• **Data entries**
========================

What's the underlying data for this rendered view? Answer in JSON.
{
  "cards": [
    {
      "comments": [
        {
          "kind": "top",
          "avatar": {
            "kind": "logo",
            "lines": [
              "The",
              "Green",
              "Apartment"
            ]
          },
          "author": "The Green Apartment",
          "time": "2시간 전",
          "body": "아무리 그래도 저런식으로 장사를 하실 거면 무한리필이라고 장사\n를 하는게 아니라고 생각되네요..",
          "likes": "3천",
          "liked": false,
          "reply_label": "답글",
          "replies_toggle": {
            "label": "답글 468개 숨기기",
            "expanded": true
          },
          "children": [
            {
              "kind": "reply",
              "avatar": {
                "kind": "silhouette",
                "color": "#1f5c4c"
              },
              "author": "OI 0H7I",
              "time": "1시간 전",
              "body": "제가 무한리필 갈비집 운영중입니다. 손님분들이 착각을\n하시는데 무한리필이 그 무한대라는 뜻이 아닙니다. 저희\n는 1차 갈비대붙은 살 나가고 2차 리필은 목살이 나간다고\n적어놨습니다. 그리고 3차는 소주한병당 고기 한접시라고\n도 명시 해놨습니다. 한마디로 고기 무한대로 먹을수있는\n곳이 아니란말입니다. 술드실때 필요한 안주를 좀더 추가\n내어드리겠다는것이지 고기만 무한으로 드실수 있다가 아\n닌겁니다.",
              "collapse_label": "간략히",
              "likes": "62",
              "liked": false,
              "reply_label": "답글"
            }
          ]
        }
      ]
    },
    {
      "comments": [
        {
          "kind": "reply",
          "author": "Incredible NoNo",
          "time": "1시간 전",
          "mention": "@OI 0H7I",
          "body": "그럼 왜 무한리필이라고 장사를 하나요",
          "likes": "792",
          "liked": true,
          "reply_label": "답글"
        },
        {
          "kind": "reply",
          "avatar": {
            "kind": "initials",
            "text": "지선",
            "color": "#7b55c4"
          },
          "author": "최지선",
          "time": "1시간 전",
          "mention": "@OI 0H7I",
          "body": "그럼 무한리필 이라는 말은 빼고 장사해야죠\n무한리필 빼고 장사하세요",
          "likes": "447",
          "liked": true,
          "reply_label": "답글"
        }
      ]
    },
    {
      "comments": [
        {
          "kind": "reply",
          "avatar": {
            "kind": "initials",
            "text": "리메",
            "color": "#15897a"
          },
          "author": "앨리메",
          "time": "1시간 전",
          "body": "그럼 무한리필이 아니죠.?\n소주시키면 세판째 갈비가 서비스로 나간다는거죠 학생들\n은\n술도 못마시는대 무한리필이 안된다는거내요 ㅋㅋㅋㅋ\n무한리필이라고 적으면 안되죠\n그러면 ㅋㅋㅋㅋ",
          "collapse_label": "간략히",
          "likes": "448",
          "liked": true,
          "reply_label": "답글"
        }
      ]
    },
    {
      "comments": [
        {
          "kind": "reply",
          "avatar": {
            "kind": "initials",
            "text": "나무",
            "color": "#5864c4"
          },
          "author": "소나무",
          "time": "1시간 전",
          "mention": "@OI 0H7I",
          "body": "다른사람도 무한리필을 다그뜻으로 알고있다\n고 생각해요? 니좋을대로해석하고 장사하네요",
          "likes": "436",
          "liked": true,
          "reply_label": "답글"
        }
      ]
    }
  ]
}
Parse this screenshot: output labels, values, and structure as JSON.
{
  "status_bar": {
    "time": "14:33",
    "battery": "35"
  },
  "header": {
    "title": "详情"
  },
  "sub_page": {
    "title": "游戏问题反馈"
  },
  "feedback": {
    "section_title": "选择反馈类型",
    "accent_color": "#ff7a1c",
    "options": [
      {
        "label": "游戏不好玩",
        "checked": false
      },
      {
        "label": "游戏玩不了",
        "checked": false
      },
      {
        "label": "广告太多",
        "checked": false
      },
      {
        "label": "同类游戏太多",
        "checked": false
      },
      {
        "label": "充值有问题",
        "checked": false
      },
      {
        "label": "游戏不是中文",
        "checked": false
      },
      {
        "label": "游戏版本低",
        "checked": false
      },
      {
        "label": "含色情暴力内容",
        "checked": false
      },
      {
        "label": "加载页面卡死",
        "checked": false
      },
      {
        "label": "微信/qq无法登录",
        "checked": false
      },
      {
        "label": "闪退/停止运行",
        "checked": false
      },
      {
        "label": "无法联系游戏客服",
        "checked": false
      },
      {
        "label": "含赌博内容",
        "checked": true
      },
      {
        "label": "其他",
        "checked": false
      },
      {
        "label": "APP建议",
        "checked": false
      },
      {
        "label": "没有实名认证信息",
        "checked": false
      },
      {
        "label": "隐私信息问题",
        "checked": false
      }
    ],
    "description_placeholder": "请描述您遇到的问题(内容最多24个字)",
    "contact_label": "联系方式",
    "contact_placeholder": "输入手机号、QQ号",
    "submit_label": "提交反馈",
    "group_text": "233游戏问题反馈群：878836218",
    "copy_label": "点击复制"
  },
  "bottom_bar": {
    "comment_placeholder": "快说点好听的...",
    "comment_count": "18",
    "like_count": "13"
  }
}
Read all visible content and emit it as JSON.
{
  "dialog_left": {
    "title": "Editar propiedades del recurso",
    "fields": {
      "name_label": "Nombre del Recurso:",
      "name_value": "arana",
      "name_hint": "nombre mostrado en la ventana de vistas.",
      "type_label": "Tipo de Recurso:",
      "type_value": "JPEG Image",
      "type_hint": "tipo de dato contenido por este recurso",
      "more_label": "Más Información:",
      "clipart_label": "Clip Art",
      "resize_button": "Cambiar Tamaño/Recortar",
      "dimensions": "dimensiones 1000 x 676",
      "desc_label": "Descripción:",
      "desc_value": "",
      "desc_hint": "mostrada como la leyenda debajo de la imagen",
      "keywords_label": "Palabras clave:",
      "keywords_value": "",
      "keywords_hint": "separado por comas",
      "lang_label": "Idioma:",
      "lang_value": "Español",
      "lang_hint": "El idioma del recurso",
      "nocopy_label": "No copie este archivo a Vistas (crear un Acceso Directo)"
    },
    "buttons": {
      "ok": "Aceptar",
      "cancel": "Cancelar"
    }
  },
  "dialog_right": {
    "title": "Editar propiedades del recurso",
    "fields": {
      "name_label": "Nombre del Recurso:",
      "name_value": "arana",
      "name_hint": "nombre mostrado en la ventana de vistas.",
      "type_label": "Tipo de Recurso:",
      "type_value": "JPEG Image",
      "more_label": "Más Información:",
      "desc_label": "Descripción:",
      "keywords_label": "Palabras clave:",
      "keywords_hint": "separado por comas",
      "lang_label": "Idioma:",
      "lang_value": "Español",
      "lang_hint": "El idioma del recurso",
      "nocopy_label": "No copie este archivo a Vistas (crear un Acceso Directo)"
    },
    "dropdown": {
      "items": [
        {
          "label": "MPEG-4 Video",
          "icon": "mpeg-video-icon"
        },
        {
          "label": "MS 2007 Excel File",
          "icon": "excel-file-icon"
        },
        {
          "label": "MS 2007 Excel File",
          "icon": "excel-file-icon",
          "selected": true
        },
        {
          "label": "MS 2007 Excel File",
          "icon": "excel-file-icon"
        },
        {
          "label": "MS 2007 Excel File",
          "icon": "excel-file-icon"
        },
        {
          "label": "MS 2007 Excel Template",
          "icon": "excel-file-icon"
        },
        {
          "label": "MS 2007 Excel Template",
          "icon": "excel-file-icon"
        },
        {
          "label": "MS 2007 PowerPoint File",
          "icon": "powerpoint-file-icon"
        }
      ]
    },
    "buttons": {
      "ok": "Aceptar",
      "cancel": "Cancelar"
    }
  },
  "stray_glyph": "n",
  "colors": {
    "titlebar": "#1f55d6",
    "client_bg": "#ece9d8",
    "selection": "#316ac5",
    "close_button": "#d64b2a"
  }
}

========================

• **PROMPT**
Reproduce the material above, every line of it, exactly.

• **ANSWER**
What's the underlying data for this rendered view? Answer in JSON.
{
  "cards": [
    {
      "comments": [
        {
          "kind": "top",
          "avatar": {
            "kind": "logo",
            "lines": [
              "The",
              "Green",
              "Apartment"
            ]
          },
          "author": "The Green Apartment",
          "time": "2시간 전",
          "body": "아무리 그래도 저런식으로 장사를 하실 거면 무한리필이라고 장사\n를 하는게 아니라고 생각되네요..",
          "likes": "3천",
          "liked": false,
          "reply_label": "답글",
          "replies_toggle": {
            "label": "답글 468개 숨기기",
            "expanded": true
          },
          "children": [
            {
              "kind": "reply",
              "avatar": {
                "kind": "silhouette",
                "color": "#1f5c4c"
              },
              "author": "OI 0H7I",
              "time": "1시간 전",
              "body": "제가 무한리필 갈비집 운영중입니다. 손님분들이 착각을\n하시는데 무한리필이 그 무한대라는 뜻이 아닙니다. 저희\n는 1차 갈비대붙은 살 나가고 2차 리필은 목살이 나간다고\n적어놨습니다. 그리고 3차는 소주한병당 고기 한접시라고\n도 명시 해놨습니다. 한마디로 고기 무한대로 먹을수있는\n곳이 아니란말입니다. 술드실때 필요한 안주를 좀더 추가\n내어드리겠다는것이지 고기만 무한으로 드실수 있다가 아\n닌겁니다.",
              "collapse_label": "간략히",
              "likes": "62",
              "liked": false,
              "reply_label": "답글"
            }
          ]
        }
      ]
    },
    {
      "comments": [
        {
          "kind": "reply",
          "author": "Incredible NoNo",
          "time": "1시간 전",
          "mention": "@OI 0H7I",
          "body": "그럼 왜 무한리필이라고 장사를 하나요",
          "likes": "792",
          "liked": true,
          "reply_label": "답글"
        },
        {
          "kind": "reply",
          "avatar": {
            "kind": "initials",
            "text": "지선",
            "color": "#7b55c4"
          },
          "author": "최지선",
          "time": "1시간 전",
          "mention": "@OI 0H7I",
          "body": "그럼 무한리필 이라는 말은 빼고 장사해야죠\n무한리필 빼고 장사하세요",
          "likes": "447",
          "liked": true,
          "reply_label": "답글"
        }
      ]
    },
    {
      "comments": [
        {
          "kind": "reply",
          "avatar": {
            "kind": "initials",
            "text": "리메",
            "color": "#15897a"
          },
          "author": "앨리메",
          "time": "1시간 전",
          "body": "그럼 무한리필이 아니죠.?\n소주시키면 세판째 갈비가 서비스로 나간다는거죠 학생들\n은\n술도 못마시는대 무한리필이 안된다는거내요 ㅋㅋㅋㅋ\n무한리필이라고 적으면 안되죠\n그러면 ㅋㅋㅋㅋ",
          "collapse_label": "간략히",
          "likes": "448",
          "liked": true,
          "reply_label": "답글"
        }
      ]
    },
    {
      "comments": [
        {
          "kind": "reply",
          "avatar": {
            "kind": "initials",
            "text": "나무",
            "color": "#5864c4"
          },
          "author": "소나무",
          "time": "1시간 전",
          "mention": "@OI 0H7I",
          "body": "다른사람도 무한리필을 다그뜻으로 알고있다\n고 생각해요? 니좋을대로해석하고 장사하네요",
          "likes": "436",
          "liked": true,
          "reply_label": "답글"
        }
      ]
    }
  ]
}
Parse this screenshot: output labels, values, and structure as JSON.
{
  "status_bar": {
    "time": "14:33",
    "battery": "35"
  },
  "header": {
    "title": "详情"
  },
  "sub_page": {
    "title": "游戏问题反馈"
  },
  "feedback": {
    "section_title": "选择反馈类型",
    "accent_color": "#ff7a1c",
    "options": [
      {
        "label": "游戏不好玩",
        "checked": false
      },
      {
        "label": "游戏玩不了",
        "checked": false
      },
      {
        "label": "广告太多",
        "checked": false
      },
      {
        "label": "同类游戏太多",
        "checked": false
      },
      {
        "label": "充值有问题",
        "checked": false
      },
      {
        "label": "游戏不是中文",
        "checked": false
      },
      {
        "label": "游戏版本低",
        "checked": false
      },
      {
        "label": "含色情暴力内容",
        "checked": false
      },
      {
        "label": "加载页面卡死",
        "checked": false
      },
      {
        "label": "微信/qq无法登录",
        "checked": false
      },
      {
        "label": "闪退/停止运行",
        "checked": false
      },
      {
        "label": "无法联系游戏客服",
        "checked": false
      },
      {
        "label": "含赌博内容",
        "checked": true
      },
      {
        "label": "其他",
        "checked": false
      },
      {
        "label": "APP建议",
        "checked": false
      },
      {
        "label": "没有实名认证信息",
        "checked": false
      },
      {
        "label": "隐私信息问题",
        "checked": false
      }
    ],
    "description_placeholder": "请描述您遇到的问题(内容最多24个字)",
    "contact_label": "联系方式",
    "contact_placeholder": "输入手机号、QQ号",
    "submit_label": "提交反馈",
    "group_text": "233游戏问题反馈群：878836218",
    "copy_label": "点击复制"
  },
  "bottom_bar": {
    "comment_placeholder": "快说点好听的...",
    "comment_count": "18",
    "like_count": "13"
  }
}
Read all visible content and emit it as JSON.
{
  "dialog_left": {
    "title": "Editar propiedades del recurso",
    "fields": {
      "name_label": "Nombre del Recurso:",
      "name_value": "arana",
      "name_hint": "nombre mostrado en la ventana de vistas.",
      "type_label": "Tipo de Recurso:",
      "type_value": "JPEG Image",
      "type_hint": "tipo de dato contenido por este recurso",
      "more_label": "Más Información:",
      "clipart_label": "Clip Art",
      "resize_button": "Cambiar Tamaño/Recortar",
      "dimensions": "dimensiones 1000 x 676",
      "desc_label": "Descripción:",
      "desc_value": "",
      "desc_hint": "mostrada como la leyenda debajo de la imagen",
      "keywords_label": "Palabras clave:",
      "keywords_value": "",
      "keywords_hint": "separado por comas",
      "lang_label": "Idioma:",
      "lang_value": "Español",
      "lang_hint": "El idioma del recurso",
      "nocopy_label": "No copie este archivo a Vistas (crear un Acceso Directo)"
    },
    "buttons": {
      "ok": "Aceptar",
      "cancel": "Cancelar"
    }
  },
  "dialog_right": {
    "title": "Editar propiedades del recurso",
    "fields": {
      "name_label": "Nombre del Recurso:",
      "name_value": "arana",
      "name_hint": "nombre mostrado en la ventana de vistas.",
      "type_label": "Tipo de Recurso:",
      "type_value": "JPEG Image",
      "more_label": "Más Información:",
      "desc_label": "Descripción:",
      "keywords_label": "Palabras clave:",
      "keywords_hint": "separado por comas",
      "lang_label": "Idioma:",
      "lang_value": "Español",
      "lang_hint": "El idioma del recurso",
      "nocopy_label": "No copie este archivo a Vistas (crear un Acceso Directo)"
    },
    "dropdown": {
      "items": [
        {
          "label": "MPEG-4 Video",
          "icon": "mpeg-video-icon"
        },
        {
          "label": "MS 2007 Excel File",
          "icon": "excel-file-icon"
        },
        {
          "label": "MS 2007 Excel File",
          "icon": "excel-file-icon",
          "selected": true
        },
        {
          "label": "MS 2007 Excel File",
          "icon": "excel-file-icon"
        },
        {
          "label": "MS 2007 Excel File",
          "icon": "excel-file-icon"
        },
        {
          "label": "MS 2007 Excel Template",
          "icon": "excel-file-icon"
        },
        {
          "label": "MS 2007 Excel Template",
          "icon": "excel-file-icon"
        },
        {
          "label": "MS 2007 PowerPoint File",
          "icon": "powerpoint-file-icon"
        }
      ]
    },
    "buttons": {
      "ok": "Aceptar",
      "cancel": "Cancelar"
    }
  },
  "stray_glyph": "n",
  "colors": {
    "titlebar": "#1f55d6",
    "client_bg": "#ece9d8",
    "selection": "#316ac5",
    "close_button": "#d64b2a"
  }
}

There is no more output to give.